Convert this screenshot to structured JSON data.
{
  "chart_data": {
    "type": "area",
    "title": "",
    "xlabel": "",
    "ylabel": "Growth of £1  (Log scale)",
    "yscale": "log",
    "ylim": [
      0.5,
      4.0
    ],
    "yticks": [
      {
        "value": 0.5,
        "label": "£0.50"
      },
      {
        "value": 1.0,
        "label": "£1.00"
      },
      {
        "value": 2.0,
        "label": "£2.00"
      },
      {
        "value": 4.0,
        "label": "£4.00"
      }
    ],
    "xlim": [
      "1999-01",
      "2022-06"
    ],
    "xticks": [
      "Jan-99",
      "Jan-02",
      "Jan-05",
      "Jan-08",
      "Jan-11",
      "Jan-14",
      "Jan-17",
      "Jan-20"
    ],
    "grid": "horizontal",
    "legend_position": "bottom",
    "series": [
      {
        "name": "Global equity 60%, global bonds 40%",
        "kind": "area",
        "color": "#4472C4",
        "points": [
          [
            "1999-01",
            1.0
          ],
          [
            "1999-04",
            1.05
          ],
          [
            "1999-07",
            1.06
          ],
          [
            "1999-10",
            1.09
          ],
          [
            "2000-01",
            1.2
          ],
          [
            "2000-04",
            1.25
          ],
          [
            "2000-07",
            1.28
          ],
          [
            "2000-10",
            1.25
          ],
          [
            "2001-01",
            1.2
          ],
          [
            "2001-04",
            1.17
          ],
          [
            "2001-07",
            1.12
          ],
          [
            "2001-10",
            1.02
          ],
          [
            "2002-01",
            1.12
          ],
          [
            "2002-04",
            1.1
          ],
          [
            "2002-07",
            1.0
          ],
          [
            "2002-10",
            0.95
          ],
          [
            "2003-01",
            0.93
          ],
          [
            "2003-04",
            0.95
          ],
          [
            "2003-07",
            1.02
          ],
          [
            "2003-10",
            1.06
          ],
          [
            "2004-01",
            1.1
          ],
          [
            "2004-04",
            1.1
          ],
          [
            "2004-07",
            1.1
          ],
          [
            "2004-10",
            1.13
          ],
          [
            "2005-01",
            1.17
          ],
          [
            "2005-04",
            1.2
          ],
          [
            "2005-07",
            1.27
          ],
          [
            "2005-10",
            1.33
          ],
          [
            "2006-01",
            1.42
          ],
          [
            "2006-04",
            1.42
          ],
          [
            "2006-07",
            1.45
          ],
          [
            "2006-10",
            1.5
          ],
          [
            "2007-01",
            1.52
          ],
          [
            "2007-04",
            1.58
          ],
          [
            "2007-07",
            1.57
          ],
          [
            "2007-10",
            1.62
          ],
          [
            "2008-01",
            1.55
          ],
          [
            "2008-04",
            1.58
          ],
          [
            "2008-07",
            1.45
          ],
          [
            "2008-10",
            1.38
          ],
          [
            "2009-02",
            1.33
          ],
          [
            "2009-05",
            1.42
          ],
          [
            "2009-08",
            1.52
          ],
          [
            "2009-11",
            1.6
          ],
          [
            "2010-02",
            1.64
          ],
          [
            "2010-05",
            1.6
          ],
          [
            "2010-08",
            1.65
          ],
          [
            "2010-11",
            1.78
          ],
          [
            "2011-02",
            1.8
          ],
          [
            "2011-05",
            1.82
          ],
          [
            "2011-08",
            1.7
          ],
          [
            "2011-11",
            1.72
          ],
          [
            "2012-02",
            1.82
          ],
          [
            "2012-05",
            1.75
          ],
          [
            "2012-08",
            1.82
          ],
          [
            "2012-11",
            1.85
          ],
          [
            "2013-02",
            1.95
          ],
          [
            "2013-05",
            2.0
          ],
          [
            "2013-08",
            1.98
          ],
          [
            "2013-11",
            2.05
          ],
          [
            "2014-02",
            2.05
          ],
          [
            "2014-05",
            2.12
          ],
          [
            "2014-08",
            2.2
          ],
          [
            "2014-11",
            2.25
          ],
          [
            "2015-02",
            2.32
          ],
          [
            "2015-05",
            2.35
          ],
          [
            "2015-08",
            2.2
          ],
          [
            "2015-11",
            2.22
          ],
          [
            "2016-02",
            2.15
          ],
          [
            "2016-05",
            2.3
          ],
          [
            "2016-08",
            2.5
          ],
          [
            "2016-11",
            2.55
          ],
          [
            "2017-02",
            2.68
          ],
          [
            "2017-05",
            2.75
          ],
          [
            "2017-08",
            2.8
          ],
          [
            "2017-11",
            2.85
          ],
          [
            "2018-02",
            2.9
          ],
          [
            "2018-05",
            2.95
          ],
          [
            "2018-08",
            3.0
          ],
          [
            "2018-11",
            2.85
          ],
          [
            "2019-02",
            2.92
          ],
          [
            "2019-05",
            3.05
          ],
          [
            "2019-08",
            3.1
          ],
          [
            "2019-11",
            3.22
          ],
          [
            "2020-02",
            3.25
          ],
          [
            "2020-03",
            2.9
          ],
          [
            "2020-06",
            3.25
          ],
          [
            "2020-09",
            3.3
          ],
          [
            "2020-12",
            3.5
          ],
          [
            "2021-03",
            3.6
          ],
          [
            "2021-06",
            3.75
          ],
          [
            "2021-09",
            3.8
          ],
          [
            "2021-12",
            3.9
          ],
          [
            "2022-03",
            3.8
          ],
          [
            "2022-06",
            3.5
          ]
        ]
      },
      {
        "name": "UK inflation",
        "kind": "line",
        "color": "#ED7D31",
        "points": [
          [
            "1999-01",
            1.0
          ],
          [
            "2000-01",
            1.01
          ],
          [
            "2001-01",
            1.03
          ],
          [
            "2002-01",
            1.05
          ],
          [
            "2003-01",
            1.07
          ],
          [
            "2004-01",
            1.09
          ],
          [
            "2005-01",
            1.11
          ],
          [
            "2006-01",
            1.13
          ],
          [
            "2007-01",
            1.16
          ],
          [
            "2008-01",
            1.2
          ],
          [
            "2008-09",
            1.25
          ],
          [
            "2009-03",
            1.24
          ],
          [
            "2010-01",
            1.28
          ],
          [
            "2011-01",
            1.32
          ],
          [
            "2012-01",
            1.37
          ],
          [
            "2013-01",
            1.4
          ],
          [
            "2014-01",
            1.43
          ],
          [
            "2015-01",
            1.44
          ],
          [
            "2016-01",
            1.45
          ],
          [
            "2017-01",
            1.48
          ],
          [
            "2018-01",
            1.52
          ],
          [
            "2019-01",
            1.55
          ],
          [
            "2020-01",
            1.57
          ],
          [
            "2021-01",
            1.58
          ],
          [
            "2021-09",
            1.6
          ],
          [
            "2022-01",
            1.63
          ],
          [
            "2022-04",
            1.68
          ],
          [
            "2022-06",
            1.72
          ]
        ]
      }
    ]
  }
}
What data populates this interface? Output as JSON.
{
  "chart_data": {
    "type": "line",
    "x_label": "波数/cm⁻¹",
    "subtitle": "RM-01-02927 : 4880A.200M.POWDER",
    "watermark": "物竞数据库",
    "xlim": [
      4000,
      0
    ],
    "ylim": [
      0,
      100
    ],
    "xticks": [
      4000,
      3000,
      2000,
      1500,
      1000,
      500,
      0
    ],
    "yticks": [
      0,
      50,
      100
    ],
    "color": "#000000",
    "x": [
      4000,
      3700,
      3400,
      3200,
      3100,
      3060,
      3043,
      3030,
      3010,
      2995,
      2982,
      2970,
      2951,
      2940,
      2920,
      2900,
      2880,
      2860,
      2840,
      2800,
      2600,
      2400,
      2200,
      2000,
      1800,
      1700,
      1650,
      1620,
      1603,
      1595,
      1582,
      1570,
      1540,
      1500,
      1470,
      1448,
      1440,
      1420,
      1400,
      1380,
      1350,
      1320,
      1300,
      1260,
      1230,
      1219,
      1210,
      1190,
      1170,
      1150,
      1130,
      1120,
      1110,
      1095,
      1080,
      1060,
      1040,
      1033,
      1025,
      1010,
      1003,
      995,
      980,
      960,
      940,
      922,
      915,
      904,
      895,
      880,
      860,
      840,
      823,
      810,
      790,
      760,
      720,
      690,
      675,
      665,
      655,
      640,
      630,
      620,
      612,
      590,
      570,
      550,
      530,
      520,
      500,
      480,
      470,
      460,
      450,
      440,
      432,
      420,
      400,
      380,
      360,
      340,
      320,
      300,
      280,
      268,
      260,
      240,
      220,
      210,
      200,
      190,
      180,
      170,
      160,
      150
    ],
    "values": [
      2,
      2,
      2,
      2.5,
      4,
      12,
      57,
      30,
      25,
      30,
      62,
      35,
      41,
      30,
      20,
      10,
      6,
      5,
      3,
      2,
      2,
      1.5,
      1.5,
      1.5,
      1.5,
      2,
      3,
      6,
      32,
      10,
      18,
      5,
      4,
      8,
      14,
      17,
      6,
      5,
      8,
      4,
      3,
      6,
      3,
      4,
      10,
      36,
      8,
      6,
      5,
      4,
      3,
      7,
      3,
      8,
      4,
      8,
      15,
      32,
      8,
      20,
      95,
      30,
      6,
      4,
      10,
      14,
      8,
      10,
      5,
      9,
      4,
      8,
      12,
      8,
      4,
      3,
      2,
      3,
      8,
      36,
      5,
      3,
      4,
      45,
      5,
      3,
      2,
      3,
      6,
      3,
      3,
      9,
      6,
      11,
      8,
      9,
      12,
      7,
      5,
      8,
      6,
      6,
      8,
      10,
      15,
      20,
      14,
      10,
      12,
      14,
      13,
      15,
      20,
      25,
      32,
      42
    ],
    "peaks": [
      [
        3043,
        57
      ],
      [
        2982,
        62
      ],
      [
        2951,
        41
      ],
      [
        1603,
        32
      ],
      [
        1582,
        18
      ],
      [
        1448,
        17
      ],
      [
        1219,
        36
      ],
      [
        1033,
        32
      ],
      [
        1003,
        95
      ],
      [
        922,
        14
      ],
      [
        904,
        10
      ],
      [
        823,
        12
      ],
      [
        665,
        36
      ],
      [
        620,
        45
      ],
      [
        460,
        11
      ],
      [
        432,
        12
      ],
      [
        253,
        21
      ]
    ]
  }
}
•••
#### TASK:
Tally the lines of the listing in which the word "JSON" occurs, and state the total alone.

#### SOLUTION TO THIS TASK:
2